### PROBLEM TO SOLVE
Write out each line word for word. Drop pictures.

### SUPPLIED MATERIAL
——

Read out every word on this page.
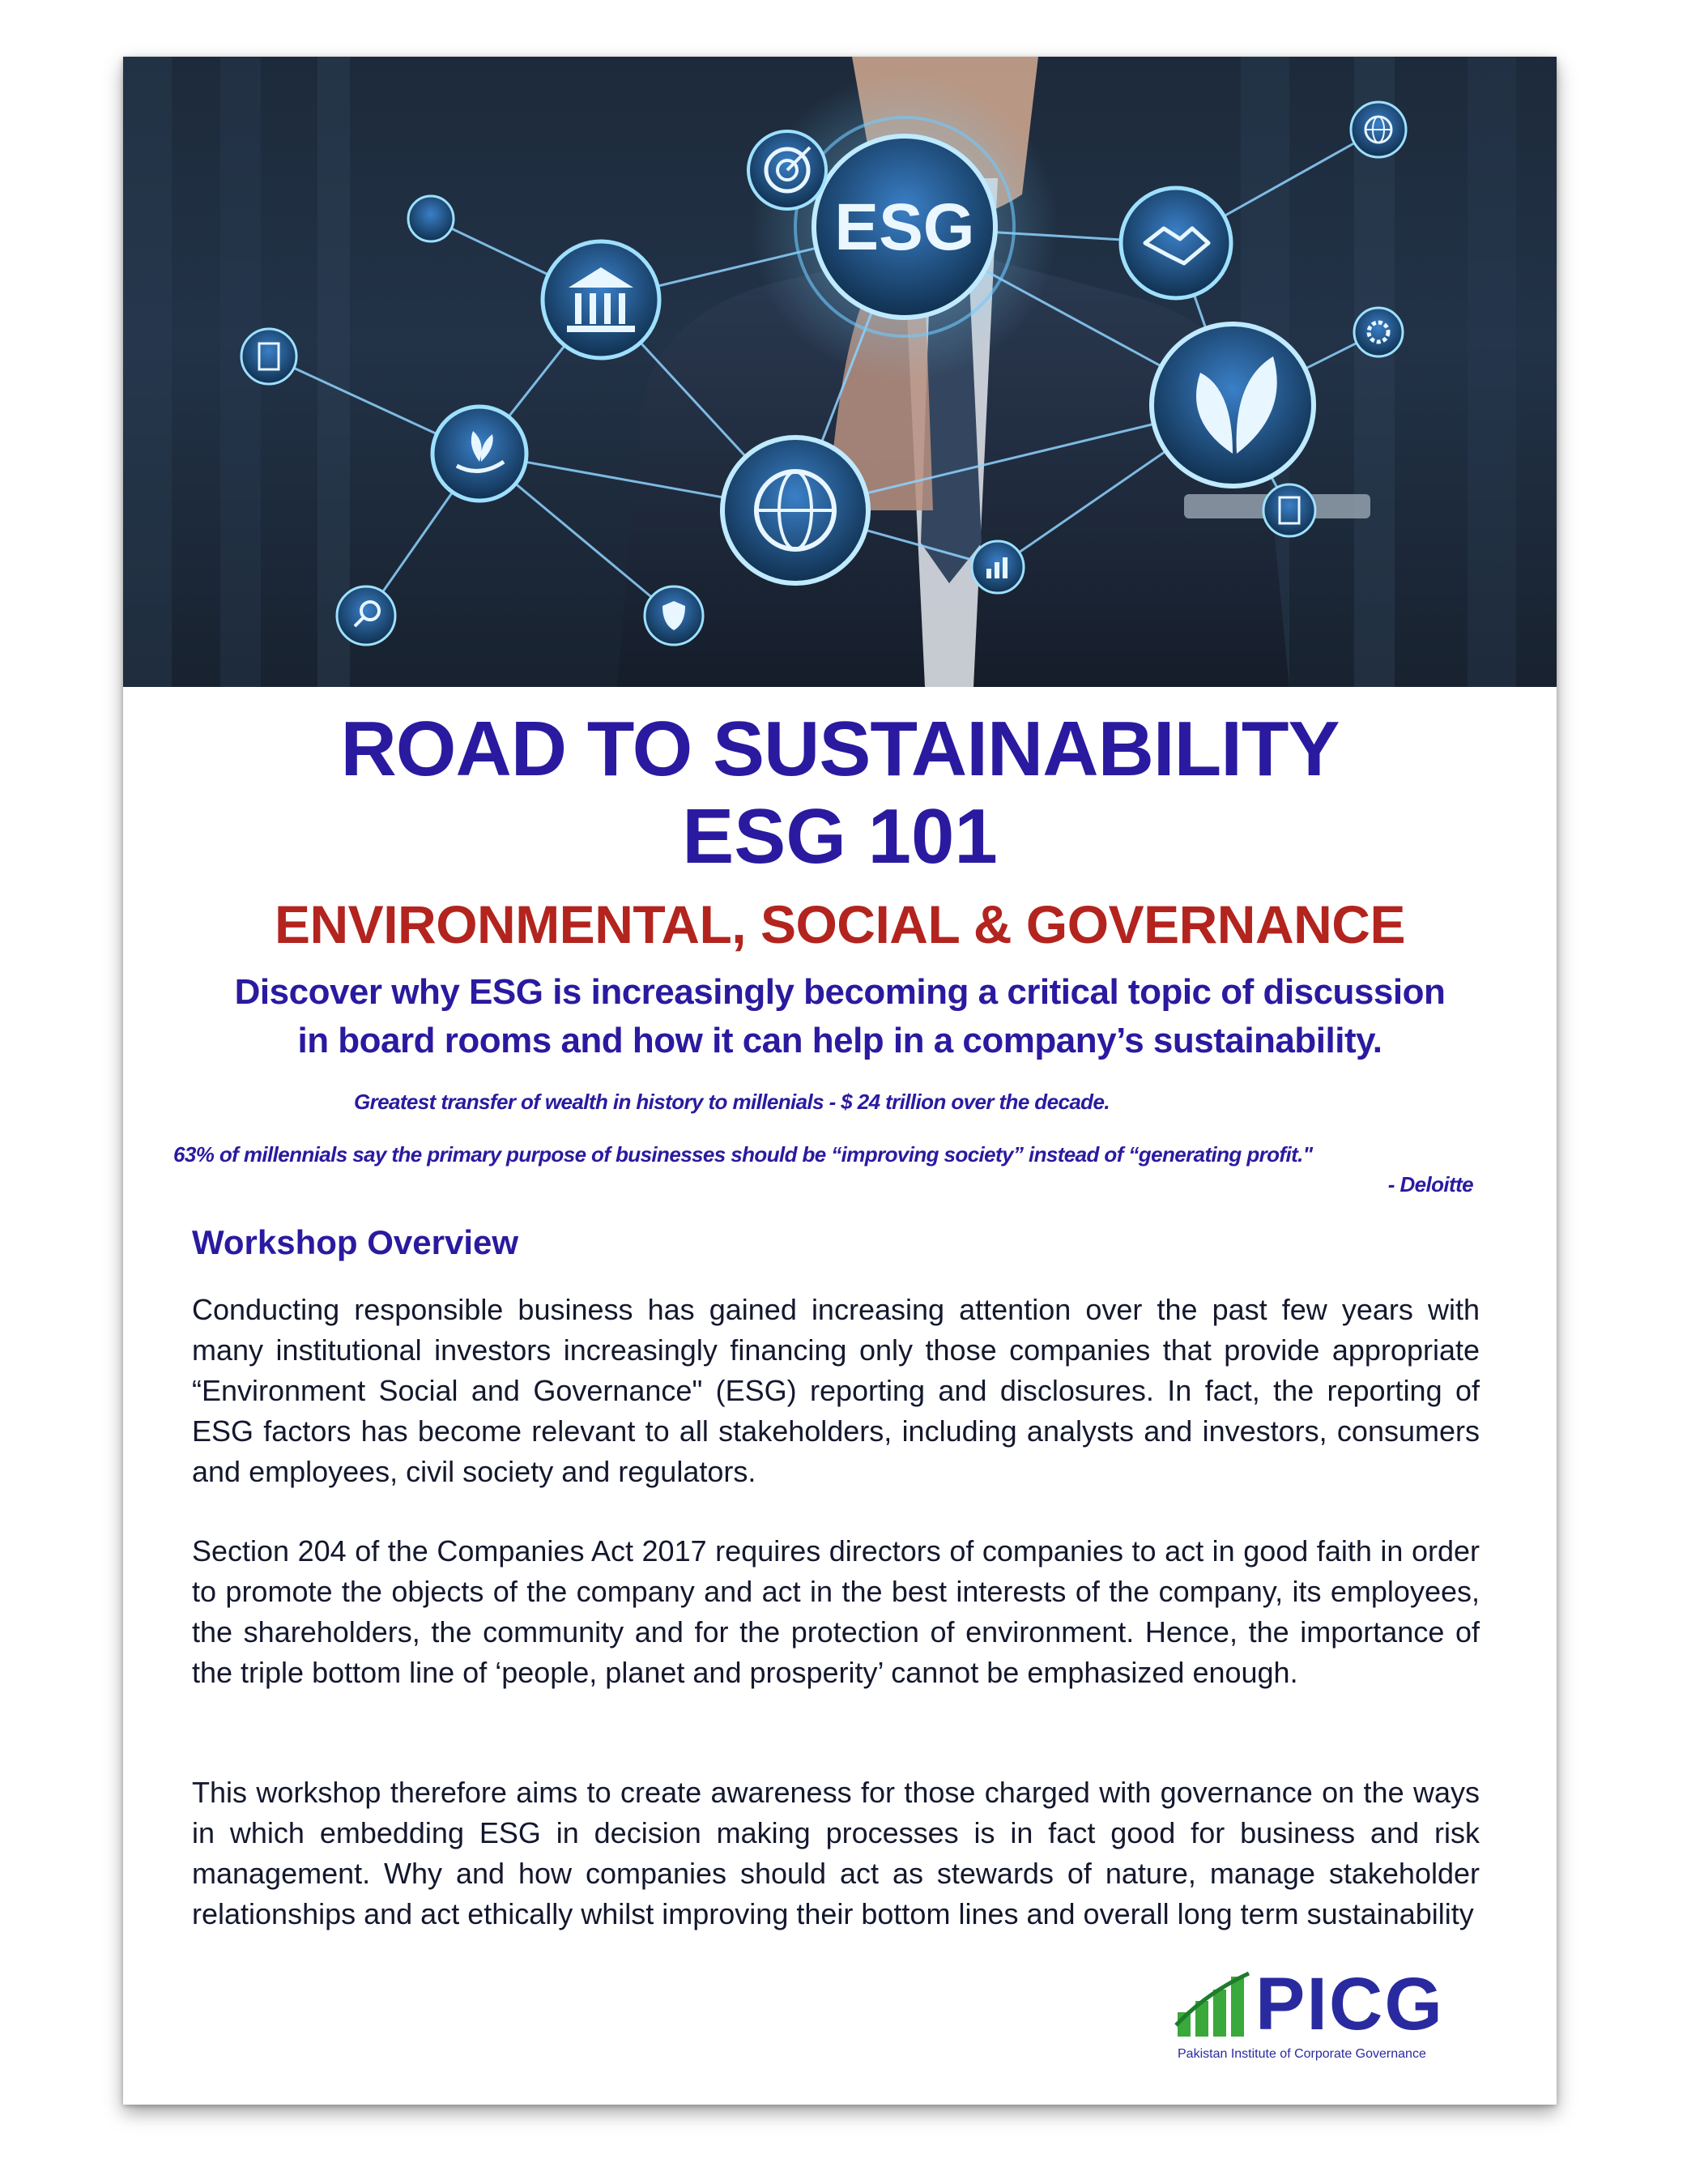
ESG
ROAD TO SUSTAINABILITY
ESG 101
ENVIRONMENTAL, SOCIAL & GOVERNANCE

Discover why ESG is increasingly becoming a critical topic of discussion
in board rooms and how it can help in a company’s sustainability.

Greatest transfer of wealth in history to millenials - $ 24 trillion over the decade.

63% of millennials say the primary purpose of businesses should be “improving society” instead of “generating profit."

- Deloitte

Workshop Overview

Conducting responsible business has gained increasing attention over the past few years with many institutional investors increasingly financing only those companies that provide appropriate “Environment Social and Governance" (ESG) reporting and disclosures. In fact, the reporting of ESG factors has become relevant to all stakeholders, including analysts and investors, consumers and employees, civil society and regulators.

Section 204 of the Companies Act 2017 requires directors of companies to act in good faith in order to promote the objects of the company and act in the best interests of the company, its employees, the shareholders, the community and for the protection of environment. Hence, the importance of the triple bottom line of ‘people, planet and prosperity’ cannot be emphasized enough.

This workshop therefore aims to create awareness for those charged with governance on the ways in which embedding ESG in decision making processes is in fact good for business and risk management. Why and how companies should act as stewards of nature, manage stakeholder relationships and act ethically whilst improving their bottom lines and overall long term sustainability

PICG
Pakistan Institute of Corporate Governance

——

### FINAL ANSWER
Read out every word on this page.
ESG
ROAD TO SUSTAINABILITY
ESG 101
ENVIRONMENTAL, SOCIAL & GOVERNANCE

Discover why ESG is increasingly becoming a critical topic of discussion
in board rooms and how it can help in a company’s sustainability.

Greatest transfer of wealth in history to millenials - $ 24 trillion over the decade.

63% of millennials say the primary purpose of businesses should be “improving society” instead of “generating profit."

- Deloitte

Workshop Overview

Conducting responsible business has gained increasing attention over the past few years with many institutional investors increasingly financing only those companies that provide appropriate “Environment Social and Governance" (ESG) reporting and disclosures. In fact, the reporting of ESG factors has become relevant to all stakeholders, including analysts and investors, consumers and employees, civil society and regulators.

Section 204 of the Companies Act 2017 requires directors of companies to act in good faith in order to promote the objects of the company and act in the best interests of the company, its employees, the shareholders, the community and for the protection of environment. Hence, the importance of the triple bottom line of ‘people, planet and prosperity’ cannot be emphasized enough.

This workshop therefore aims to create awareness for those charged with governance on the ways in which embedding ESG in decision making processes is in fact good for business and risk management. Why and how companies should act as stewards of nature, manage stakeholder relationships and act ethically whilst improving their bottom lines and overall long term sustainability

PICG
Pakistan Institute of Corporate Governance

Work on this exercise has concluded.